Dataset listings of figures:
+---+
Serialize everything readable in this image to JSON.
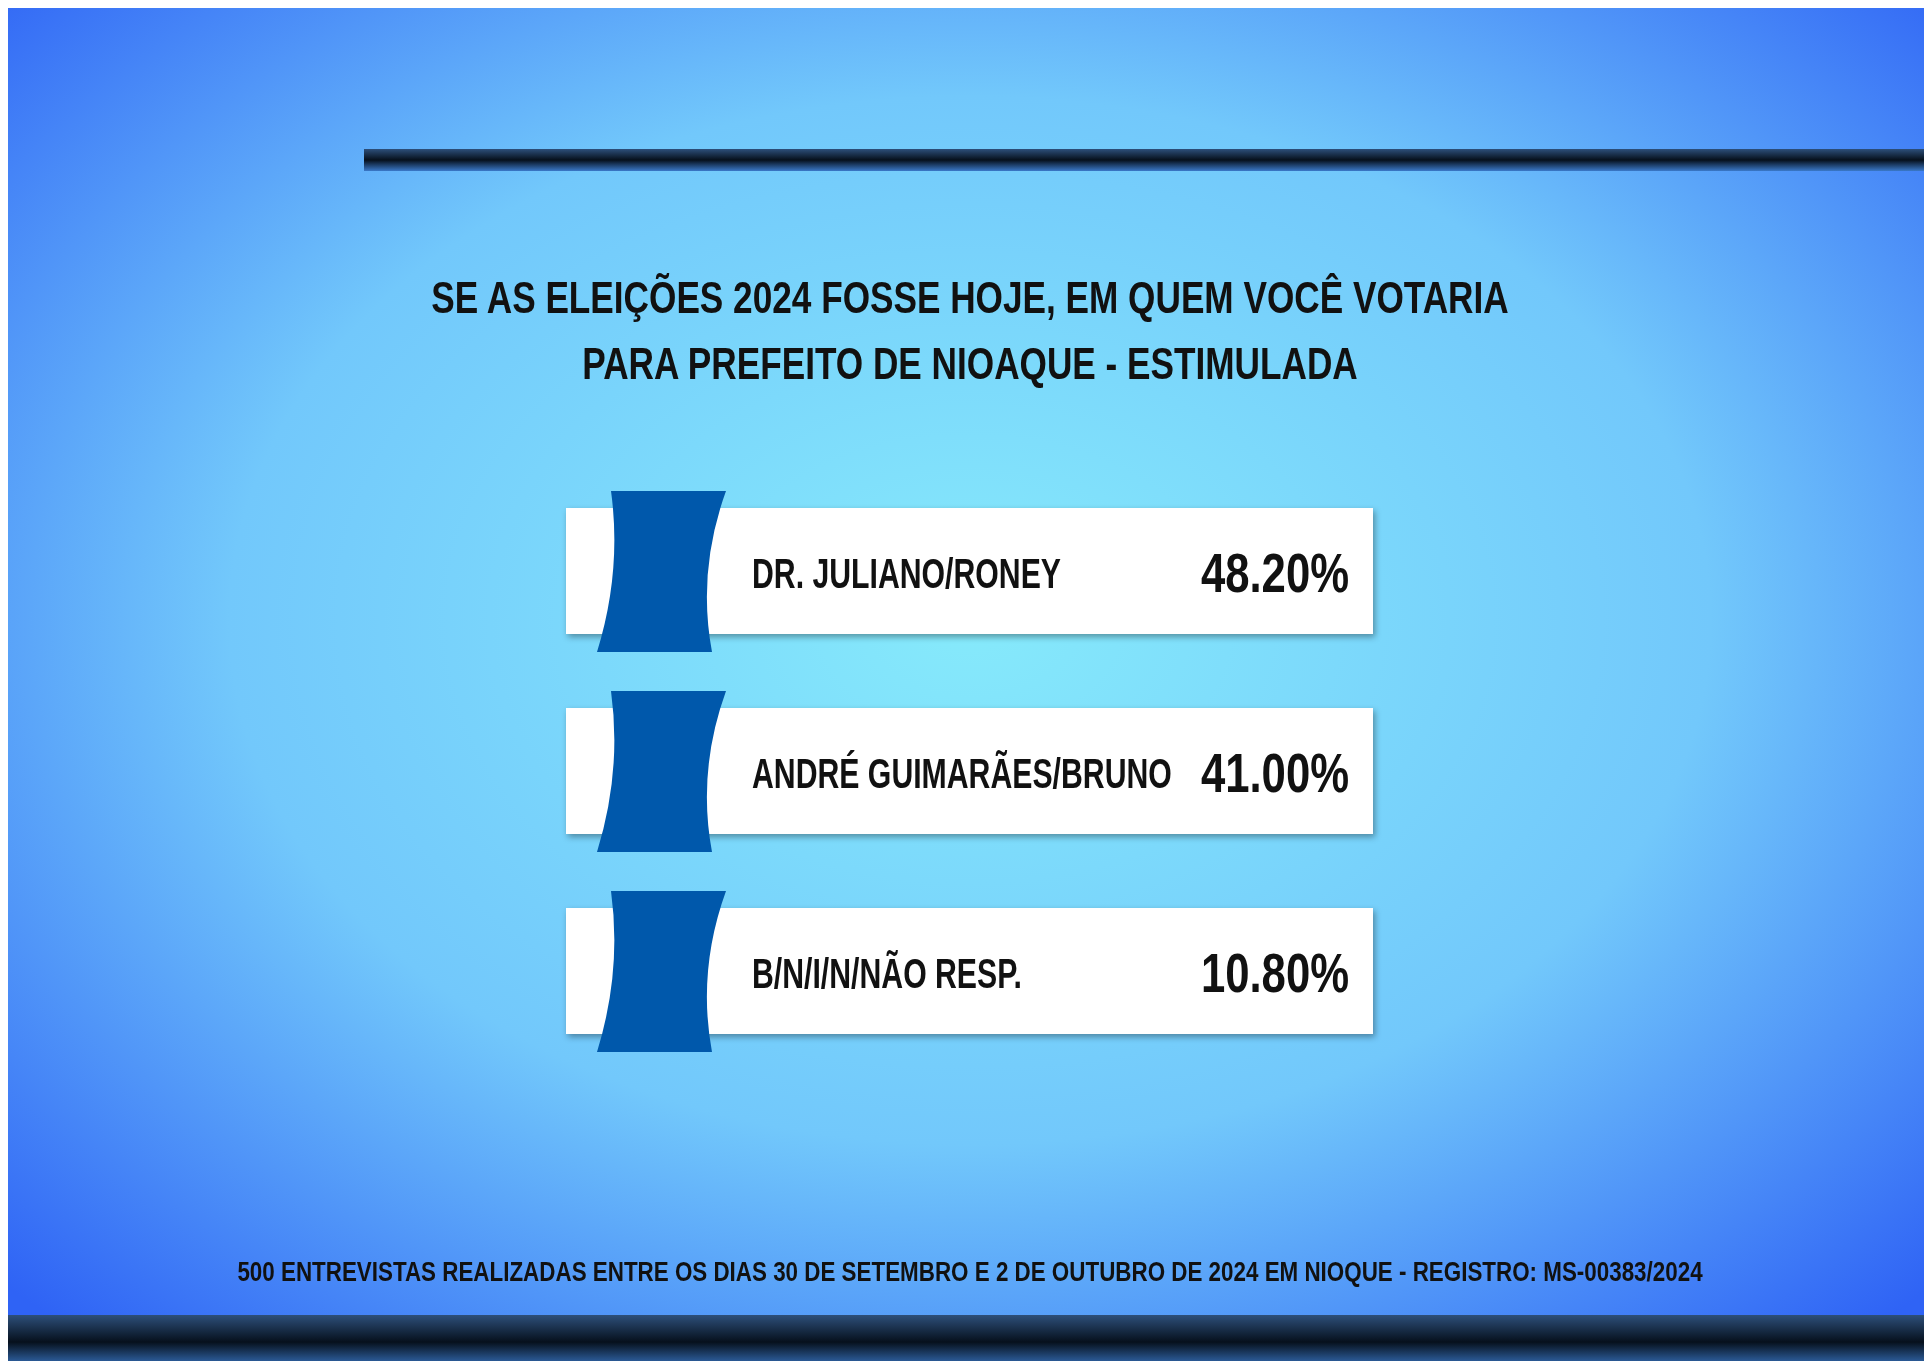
{
  "chart_data": {
    "type": "other",
    "title": "SE AS ELEIÇÕES 2024 FOSSE HOJE, EM QUEM VOCÊ VOTARIA\nPARA PREFEITO DE NIOAQUE - ESTIMULADA",
    "categories": [
      "DR. JULIANO/RONEY",
      "ANDRÉ GUIMARÃES/BRUNO",
      "B/N/I/N/NÃO RESP."
    ],
    "values": [
      48.2,
      41.0,
      10.8
    ],
    "value_labels": [
      "48.20%",
      "41.00%",
      "10.80%"
    ],
    "color": "#ffffff",
    "annotations": [
      "500 ENTREVISTAS REALIZADAS ENTRE OS DIAS 30 DE SETEMBRO E 2 DE OUTUBRO DE 2024 EM NIOQUE - REGISTRO: MS-00383/2024"
    ]
  }
}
+---+
Reproduce all the entries that precede this task, word for word, minus any pictures.

Serialize everything readable in this image to JSON.
{
  "chart_data": {
    "type": "other",
    "title": "SE AS ELEIÇÕES 2024 FOSSE HOJE, EM QUEM VOCÊ VOTARIA\nPARA PREFEITO DE NIOAQUE - ESTIMULADA",
    "categories": [
      "DR. JULIANO/RONEY",
      "ANDRÉ GUIMARÃES/BRUNO",
      "B/N/I/N/NÃO RESP."
    ],
    "values": [
      48.2,
      41.0,
      10.8
    ],
    "value_labels": [
      "48.20%",
      "41.00%",
      "10.80%"
    ],
    "color": "#ffffff",
    "annotations": [
      "500 ENTREVISTAS REALIZADAS ENTRE OS DIAS 30 DE SETEMBRO E 2 DE OUTUBRO DE 2024 EM NIOQUE - REGISTRO: MS-00383/2024"
    ]
  }
}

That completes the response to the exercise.